→ Your goal:
Print every record below exactly as written.

--- start Data extract ---

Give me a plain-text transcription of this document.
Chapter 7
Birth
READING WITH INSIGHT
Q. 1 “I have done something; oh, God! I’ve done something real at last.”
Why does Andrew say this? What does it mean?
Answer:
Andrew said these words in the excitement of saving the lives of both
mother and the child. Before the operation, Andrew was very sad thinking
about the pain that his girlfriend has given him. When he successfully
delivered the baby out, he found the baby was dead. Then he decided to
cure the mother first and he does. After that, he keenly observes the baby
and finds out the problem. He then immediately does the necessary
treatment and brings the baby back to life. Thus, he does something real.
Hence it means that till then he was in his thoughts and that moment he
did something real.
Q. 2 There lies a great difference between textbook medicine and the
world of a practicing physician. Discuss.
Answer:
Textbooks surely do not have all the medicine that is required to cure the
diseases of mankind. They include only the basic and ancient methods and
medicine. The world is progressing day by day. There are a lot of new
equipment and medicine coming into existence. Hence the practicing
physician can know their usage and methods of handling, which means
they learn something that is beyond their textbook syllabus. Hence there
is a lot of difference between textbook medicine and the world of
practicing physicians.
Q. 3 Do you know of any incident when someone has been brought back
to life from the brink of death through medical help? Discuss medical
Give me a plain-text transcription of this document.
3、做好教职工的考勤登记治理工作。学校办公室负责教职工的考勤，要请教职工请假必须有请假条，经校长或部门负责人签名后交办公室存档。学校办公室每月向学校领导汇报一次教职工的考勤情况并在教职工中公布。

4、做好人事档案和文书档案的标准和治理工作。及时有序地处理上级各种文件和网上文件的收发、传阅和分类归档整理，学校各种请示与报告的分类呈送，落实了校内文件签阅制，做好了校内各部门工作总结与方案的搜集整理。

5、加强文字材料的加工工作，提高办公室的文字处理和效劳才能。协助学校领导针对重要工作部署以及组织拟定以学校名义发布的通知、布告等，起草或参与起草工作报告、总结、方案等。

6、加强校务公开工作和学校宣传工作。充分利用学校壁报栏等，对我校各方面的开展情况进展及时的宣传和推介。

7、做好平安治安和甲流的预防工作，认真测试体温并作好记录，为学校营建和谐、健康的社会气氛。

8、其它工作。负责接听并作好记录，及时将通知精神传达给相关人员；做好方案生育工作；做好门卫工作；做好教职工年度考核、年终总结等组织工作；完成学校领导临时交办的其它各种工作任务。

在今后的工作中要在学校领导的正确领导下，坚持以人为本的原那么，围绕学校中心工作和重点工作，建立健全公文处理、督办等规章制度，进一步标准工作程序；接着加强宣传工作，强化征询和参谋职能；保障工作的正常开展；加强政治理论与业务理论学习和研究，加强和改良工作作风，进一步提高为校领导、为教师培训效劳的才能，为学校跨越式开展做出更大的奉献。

--- end Data extract ---

→ Solution to this exercise:
Give me a plain-text transcription of this document.
Chapter 7
Birth
READING WITH INSIGHT
Q. 1 “I have done something; oh, God! I’ve done something real at last.”
Why does Andrew say this? What does it mean?
Answer:
Andrew said these words in the excitement of saving the lives of both
mother and the child. Before the operation, Andrew was very sad thinking
about the pain that his girlfriend has given him. When he successfully
delivered the baby out, he found the baby was dead. Then he decided to
cure the mother first and he does. After that, he keenly observes the baby
and finds out the problem. He then immediately does the necessary
treatment and brings the baby back to life. Thus, he does something real.
Hence it means that till then he was in his thoughts and that moment he
did something real.
Q. 2 There lies a great difference between textbook medicine and the
world of a practicing physician. Discuss.
Answer:
Textbooks surely do not have all the medicine that is required to cure the
diseases of mankind. They include only the basic and ancient methods and
medicine. The world is progressing day by day. There are a lot of new
equipment and medicine coming into existence. Hence the practicing
physician can know their usage and methods of handling, which means
they learn something that is beyond their textbook syllabus. Hence there
is a lot of difference between textbook medicine and the world of
practicing physicians.
Q. 3 Do you know of any incident when someone has been brought back
to life from the brink of death through medical help? Discuss medical
Give me a plain-text transcription of this document.
3、做好教职工的考勤登记治理工作。学校办公室负责教职工的考勤，要请教职工请假必须有请假条，经校长或部门负责人签名后交办公室存档。学校办公室每月向学校领导汇报一次教职工的考勤情况并在教职工中公布。

4、做好人事档案和文书档案的标准和治理工作。及时有序地处理上级各种文件和网上文件的收发、传阅和分类归档整理，学校各种请示与报告的分类呈送，落实了校内文件签阅制，做好了校内各部门工作总结与方案的搜集整理。

5、加强文字材料的加工工作，提高办公室的文字处理和效劳才能。协助学校领导针对重要工作部署以及组织拟定以学校名义发布的通知、布告等，起草或参与起草工作报告、总结、方案等。

6、加强校务公开工作和学校宣传工作。充分利用学校壁报栏等，对我校各方面的开展情况进展及时的宣传和推介。

7、做好平安治安和甲流的预防工作，认真测试体温并作好记录，为学校营建和谐、健康的社会气氛。

8、其它工作。负责接听并作好记录，及时将通知精神传达给相关人员；做好方案生育工作；做好门卫工作；做好教职工年度考核、年终总结等组织工作；完成学校领导临时交办的其它各种工作任务。

在今后的工作中要在学校领导的正确领导下，坚持以人为本的原那么，围绕学校中心工作和重点工作，建立健全公文处理、督办等规章制度，进一步标准工作程序；接着加强宣传工作，强化征询和参谋职能；保障工作的正常开展；加强政治理论与业务理论学习和研究，加强和改良工作作风，进一步提高为校领导、为教师培训效劳的才能，为学校跨越式开展做出更大的奉献。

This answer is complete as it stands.